Information provided:
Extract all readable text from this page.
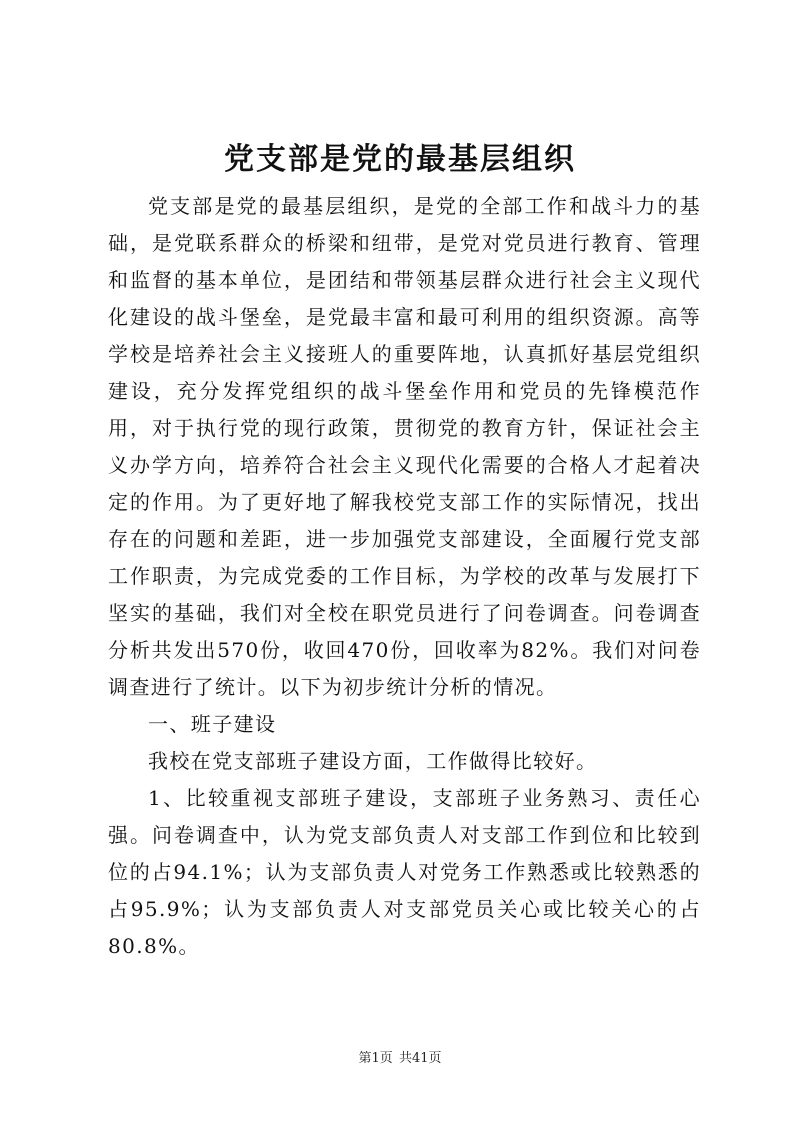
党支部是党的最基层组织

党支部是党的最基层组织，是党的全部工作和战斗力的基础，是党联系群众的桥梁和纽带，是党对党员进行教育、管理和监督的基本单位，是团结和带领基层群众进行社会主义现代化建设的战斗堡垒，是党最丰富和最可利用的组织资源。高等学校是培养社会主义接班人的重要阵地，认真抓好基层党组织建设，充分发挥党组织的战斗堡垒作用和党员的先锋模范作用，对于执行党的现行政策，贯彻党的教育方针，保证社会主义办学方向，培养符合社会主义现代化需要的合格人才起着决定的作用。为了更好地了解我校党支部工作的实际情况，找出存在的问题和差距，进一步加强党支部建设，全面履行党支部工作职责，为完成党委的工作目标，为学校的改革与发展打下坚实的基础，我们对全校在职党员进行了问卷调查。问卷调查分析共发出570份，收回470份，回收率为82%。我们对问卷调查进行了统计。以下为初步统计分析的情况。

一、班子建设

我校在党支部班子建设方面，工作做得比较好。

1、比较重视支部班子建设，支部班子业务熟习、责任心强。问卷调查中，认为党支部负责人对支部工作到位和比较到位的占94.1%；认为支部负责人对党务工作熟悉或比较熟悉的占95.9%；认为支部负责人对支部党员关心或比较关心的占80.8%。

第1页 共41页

What you have to do:
Quote the data exactly, leaving every image out of the copy.

Result of the task:
Extract all readable text from this page.
党支部是党的最基层组织

党支部是党的最基层组织，是党的全部工作和战斗力的基础，是党联系群众的桥梁和纽带，是党对党员进行教育、管理和监督的基本单位，是团结和带领基层群众进行社会主义现代化建设的战斗堡垒，是党最丰富和最可利用的组织资源。高等学校是培养社会主义接班人的重要阵地，认真抓好基层党组织建设，充分发挥党组织的战斗堡垒作用和党员的先锋模范作用，对于执行党的现行政策，贯彻党的教育方针，保证社会主义办学方向，培养符合社会主义现代化需要的合格人才起着决定的作用。为了更好地了解我校党支部工作的实际情况，找出存在的问题和差距，进一步加强党支部建设，全面履行党支部工作职责，为完成党委的工作目标，为学校的改革与发展打下坚实的基础，我们对全校在职党员进行了问卷调查。问卷调查分析共发出570份，收回470份，回收率为82%。我们对问卷调查进行了统计。以下为初步统计分析的情况。

一、班子建设

我校在党支部班子建设方面，工作做得比较好。

1、比较重视支部班子建设，支部班子业务熟习、责任心强。问卷调查中，认为党支部负责人对支部工作到位和比较到位的占94.1%；认为支部负责人对党务工作熟悉或比较熟悉的占95.9%；认为支部负责人对支部党员关心或比较关心的占80.8%。

第1页 共41页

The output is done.